■ The problem:
Pull every line holding the string "Orders" from the records below.

■ Information given:
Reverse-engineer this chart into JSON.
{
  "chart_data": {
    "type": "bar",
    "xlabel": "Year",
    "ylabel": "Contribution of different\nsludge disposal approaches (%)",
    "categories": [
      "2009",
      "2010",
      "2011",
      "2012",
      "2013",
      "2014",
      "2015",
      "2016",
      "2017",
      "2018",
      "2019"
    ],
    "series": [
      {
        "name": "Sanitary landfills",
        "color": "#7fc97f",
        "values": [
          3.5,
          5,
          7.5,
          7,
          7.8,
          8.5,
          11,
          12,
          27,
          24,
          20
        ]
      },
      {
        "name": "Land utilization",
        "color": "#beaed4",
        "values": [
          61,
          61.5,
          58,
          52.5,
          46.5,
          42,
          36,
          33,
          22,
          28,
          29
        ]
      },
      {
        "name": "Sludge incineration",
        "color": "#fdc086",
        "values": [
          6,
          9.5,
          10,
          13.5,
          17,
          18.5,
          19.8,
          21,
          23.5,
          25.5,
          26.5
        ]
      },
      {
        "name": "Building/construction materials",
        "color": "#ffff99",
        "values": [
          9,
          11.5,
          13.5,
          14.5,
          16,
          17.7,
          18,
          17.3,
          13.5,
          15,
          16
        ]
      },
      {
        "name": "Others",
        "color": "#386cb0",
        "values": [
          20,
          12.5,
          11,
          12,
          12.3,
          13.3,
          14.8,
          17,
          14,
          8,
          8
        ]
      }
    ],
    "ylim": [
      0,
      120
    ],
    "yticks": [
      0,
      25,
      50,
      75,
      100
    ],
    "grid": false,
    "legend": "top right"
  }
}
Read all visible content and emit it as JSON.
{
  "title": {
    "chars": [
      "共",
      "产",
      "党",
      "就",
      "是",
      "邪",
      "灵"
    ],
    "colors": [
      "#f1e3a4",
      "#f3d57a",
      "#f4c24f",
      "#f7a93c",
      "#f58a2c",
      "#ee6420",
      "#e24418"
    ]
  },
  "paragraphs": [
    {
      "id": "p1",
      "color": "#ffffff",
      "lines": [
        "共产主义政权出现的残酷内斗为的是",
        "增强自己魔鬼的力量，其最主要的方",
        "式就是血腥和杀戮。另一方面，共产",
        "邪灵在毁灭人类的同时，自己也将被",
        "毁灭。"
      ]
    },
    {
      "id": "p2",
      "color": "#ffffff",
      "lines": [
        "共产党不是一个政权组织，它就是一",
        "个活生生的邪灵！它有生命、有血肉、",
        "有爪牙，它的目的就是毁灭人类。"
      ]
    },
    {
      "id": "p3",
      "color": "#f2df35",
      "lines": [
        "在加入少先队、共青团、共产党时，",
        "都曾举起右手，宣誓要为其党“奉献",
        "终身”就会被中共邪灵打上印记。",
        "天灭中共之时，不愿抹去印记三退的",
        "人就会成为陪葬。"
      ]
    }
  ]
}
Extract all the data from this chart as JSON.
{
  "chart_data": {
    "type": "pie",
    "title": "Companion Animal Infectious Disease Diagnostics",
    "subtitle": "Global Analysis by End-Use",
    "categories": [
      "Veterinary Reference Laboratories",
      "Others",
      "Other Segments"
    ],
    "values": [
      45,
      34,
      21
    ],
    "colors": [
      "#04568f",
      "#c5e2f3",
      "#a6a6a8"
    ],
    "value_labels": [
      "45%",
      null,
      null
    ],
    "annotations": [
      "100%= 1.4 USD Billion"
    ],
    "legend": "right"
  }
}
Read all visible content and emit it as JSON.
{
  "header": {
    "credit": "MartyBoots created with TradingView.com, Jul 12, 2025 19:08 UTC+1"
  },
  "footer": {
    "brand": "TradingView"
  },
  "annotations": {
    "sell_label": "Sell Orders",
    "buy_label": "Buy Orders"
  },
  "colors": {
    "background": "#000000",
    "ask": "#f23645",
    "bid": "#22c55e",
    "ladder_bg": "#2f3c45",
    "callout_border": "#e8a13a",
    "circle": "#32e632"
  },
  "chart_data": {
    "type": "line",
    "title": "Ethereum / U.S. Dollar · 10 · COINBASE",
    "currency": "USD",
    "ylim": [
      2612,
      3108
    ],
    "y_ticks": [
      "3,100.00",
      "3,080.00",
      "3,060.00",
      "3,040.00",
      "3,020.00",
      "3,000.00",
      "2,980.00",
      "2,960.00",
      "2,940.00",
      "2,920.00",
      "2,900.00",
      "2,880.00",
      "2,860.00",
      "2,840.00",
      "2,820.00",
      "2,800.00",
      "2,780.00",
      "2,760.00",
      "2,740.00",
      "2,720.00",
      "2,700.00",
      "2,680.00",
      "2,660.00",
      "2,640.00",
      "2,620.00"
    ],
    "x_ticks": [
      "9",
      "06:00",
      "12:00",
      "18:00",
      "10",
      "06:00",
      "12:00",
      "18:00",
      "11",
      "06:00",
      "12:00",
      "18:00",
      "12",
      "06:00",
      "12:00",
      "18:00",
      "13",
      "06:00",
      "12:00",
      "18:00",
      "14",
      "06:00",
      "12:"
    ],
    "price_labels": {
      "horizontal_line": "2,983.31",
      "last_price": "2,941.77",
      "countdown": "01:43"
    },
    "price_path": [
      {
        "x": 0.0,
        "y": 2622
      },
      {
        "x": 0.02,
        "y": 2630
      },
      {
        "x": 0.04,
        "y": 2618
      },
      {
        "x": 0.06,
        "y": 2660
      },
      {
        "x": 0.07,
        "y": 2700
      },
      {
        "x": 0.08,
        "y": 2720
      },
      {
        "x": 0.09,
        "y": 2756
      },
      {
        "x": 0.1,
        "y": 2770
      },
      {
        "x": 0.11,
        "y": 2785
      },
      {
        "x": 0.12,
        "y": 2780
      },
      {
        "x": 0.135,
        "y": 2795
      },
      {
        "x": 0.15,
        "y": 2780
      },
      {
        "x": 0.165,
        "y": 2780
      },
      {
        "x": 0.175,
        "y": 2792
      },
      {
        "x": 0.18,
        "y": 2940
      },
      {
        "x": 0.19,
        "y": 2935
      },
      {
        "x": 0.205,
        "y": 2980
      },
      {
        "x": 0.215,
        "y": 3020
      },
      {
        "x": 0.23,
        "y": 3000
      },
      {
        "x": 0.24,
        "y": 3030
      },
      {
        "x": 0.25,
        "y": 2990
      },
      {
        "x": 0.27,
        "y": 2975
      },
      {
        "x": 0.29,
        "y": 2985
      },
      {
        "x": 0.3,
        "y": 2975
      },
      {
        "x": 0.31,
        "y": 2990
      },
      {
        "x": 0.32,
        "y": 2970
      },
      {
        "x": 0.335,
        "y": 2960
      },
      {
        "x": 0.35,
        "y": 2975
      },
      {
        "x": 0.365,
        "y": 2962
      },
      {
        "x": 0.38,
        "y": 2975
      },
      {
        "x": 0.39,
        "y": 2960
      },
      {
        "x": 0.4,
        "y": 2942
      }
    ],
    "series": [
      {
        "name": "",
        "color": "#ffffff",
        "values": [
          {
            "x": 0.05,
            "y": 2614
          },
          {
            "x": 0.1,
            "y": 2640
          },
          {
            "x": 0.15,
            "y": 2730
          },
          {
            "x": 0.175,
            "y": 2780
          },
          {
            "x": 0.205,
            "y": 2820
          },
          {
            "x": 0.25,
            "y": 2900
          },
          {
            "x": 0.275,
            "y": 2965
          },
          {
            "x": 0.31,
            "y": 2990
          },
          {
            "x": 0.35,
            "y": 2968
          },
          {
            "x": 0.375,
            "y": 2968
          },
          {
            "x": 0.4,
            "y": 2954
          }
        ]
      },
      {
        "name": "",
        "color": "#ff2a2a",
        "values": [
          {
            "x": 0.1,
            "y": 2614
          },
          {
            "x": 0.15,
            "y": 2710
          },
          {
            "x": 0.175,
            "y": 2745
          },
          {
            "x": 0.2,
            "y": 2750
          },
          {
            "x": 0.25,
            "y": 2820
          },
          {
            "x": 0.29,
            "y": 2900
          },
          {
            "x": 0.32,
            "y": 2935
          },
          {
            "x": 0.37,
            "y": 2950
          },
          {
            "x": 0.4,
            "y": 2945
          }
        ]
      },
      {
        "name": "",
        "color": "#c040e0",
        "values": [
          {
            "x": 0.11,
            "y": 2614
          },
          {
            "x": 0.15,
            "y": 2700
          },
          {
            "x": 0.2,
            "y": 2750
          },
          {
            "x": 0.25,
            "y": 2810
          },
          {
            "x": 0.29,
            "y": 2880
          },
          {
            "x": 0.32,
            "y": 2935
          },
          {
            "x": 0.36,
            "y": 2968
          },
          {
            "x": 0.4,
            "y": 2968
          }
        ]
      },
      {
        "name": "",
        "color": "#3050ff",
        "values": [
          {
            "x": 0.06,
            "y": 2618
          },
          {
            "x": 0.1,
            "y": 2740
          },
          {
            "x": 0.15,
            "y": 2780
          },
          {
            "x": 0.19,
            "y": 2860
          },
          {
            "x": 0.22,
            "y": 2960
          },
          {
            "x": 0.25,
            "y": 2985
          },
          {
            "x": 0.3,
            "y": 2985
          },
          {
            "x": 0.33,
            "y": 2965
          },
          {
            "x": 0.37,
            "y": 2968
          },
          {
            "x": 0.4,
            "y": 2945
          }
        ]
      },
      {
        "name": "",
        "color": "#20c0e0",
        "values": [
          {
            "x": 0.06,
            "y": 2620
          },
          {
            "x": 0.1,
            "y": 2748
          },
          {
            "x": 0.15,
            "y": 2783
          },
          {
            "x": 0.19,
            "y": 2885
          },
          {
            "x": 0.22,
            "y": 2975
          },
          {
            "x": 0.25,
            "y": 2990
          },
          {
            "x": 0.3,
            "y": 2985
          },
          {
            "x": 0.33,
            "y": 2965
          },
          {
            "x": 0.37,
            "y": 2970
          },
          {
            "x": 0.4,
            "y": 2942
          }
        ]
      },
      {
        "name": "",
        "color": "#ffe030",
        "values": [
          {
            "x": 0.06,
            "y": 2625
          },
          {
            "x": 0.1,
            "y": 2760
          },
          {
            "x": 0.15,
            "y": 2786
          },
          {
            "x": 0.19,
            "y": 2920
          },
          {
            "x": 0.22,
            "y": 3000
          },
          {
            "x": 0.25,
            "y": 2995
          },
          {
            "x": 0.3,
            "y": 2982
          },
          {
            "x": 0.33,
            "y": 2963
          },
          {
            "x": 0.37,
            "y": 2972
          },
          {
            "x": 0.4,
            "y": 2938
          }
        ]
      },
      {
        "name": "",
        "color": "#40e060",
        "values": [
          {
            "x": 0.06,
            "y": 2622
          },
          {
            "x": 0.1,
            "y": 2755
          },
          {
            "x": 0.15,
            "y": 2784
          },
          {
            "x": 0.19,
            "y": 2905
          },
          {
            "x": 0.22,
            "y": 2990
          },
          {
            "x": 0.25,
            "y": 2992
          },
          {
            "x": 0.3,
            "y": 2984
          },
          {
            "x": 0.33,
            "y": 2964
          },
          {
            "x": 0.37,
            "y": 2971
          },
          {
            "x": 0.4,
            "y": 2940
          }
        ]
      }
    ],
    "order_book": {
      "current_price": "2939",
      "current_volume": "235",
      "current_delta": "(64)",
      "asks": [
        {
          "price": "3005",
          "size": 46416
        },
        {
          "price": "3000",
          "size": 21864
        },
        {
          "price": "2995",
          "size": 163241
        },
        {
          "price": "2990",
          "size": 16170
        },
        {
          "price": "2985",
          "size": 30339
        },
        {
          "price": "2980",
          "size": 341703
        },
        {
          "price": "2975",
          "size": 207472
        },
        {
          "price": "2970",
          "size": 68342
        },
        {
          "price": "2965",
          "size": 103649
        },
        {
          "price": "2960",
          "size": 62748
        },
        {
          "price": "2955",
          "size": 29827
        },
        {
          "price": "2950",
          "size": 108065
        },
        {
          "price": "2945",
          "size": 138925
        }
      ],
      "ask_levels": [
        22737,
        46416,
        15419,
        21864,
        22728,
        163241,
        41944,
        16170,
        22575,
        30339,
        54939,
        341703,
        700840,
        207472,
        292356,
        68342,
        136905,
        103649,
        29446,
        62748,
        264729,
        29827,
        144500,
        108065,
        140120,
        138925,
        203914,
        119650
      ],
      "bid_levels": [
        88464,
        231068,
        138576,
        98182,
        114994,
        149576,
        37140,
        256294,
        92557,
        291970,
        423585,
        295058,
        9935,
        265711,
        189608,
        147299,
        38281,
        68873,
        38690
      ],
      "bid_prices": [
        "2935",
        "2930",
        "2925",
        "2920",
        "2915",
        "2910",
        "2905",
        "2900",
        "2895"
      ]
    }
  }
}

■ Output of the exercise:
    "sell_label": "Sell Orders",
    "buy_label": "Buy Orders"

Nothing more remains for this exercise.